▸ SUPPLIED RECORDS
* BEGIN *
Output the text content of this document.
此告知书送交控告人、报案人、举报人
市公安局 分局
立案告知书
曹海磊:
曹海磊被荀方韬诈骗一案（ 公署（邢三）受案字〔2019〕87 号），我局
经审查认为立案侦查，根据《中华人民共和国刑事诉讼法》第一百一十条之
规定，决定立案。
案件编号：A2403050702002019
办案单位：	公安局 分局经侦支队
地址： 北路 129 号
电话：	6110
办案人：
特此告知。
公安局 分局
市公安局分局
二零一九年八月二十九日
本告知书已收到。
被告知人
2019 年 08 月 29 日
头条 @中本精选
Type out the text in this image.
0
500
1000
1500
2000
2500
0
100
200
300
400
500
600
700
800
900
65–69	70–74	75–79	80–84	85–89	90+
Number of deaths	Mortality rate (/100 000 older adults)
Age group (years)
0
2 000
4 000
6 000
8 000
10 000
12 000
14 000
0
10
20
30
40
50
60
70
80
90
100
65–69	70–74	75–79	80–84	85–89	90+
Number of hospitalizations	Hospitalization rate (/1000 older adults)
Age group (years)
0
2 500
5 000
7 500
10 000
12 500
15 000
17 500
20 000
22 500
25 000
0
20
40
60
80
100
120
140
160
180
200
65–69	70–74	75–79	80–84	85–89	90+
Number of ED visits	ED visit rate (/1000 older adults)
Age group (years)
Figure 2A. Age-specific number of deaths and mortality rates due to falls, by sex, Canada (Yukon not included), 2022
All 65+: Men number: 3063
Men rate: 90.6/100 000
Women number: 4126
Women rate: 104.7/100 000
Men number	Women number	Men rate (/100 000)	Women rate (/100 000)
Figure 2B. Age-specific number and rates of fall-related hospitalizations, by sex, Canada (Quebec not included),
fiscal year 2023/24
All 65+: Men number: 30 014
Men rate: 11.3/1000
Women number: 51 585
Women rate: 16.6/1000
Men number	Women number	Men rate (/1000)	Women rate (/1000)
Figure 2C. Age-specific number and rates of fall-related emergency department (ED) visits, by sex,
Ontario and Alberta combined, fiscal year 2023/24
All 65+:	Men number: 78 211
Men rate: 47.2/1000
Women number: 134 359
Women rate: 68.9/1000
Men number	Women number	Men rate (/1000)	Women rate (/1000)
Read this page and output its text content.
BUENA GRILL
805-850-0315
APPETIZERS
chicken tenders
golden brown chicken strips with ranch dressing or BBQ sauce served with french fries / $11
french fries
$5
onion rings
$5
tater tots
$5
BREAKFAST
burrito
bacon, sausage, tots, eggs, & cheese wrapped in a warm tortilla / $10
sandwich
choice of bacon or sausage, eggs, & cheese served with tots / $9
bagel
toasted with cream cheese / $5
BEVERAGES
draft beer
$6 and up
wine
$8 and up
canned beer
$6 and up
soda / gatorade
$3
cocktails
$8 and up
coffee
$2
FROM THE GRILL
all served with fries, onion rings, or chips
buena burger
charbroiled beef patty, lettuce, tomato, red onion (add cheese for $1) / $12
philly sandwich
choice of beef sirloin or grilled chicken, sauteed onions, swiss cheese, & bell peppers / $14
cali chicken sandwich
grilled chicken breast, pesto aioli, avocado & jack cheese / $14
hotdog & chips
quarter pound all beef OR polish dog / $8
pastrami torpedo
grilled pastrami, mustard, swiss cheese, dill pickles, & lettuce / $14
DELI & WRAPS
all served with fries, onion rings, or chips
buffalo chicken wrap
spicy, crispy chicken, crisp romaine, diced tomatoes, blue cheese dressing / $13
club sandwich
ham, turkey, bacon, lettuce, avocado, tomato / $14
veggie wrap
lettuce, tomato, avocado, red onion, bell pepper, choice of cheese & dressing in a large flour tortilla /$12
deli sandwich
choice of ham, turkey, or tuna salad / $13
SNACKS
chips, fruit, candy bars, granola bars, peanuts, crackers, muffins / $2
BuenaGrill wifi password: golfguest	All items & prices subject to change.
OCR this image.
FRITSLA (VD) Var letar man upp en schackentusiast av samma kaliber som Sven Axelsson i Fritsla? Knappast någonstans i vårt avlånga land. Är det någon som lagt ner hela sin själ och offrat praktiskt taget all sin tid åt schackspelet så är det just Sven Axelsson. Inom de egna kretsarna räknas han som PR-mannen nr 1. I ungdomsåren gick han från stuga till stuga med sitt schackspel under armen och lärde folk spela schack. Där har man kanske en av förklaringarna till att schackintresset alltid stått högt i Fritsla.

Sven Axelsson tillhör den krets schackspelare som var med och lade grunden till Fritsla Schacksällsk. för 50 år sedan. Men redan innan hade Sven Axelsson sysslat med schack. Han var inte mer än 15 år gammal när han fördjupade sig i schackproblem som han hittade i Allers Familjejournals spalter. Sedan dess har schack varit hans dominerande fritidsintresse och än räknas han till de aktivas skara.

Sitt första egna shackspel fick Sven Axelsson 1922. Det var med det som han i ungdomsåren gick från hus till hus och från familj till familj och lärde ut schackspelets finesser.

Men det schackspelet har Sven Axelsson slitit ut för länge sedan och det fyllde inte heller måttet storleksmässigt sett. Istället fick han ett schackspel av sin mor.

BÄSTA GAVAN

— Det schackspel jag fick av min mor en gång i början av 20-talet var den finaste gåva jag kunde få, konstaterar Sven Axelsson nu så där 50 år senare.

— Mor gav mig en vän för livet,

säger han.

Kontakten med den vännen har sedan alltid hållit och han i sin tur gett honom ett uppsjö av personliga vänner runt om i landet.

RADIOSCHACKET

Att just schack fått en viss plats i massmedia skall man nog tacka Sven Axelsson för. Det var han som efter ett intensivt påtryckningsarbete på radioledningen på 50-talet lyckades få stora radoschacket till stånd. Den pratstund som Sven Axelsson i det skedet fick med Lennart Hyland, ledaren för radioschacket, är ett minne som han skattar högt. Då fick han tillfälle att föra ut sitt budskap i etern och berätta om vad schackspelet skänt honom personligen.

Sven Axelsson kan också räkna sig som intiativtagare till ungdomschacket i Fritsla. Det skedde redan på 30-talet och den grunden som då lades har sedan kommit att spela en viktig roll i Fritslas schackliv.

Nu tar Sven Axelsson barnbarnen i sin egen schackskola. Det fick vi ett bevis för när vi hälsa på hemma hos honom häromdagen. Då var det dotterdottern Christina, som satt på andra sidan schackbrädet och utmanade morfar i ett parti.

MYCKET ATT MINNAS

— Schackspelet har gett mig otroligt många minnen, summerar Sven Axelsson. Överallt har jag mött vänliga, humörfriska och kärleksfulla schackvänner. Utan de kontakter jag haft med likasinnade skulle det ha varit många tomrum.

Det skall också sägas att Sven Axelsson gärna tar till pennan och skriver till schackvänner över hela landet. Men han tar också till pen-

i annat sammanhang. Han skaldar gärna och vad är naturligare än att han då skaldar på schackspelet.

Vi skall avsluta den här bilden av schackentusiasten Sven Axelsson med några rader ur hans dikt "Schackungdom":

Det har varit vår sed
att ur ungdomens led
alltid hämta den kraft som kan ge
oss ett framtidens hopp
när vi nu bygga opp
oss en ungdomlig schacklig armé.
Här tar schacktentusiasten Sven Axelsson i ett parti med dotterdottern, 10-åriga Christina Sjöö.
* END *
▸ PROBLEM STATEMENT
Identify the lines of the entries containing the string "this". Copy each such line.

▸ WORKED SOLUTION
Output the text content of this document.
Type out the text in this image.
Read this page and output its text content.
OCR this image.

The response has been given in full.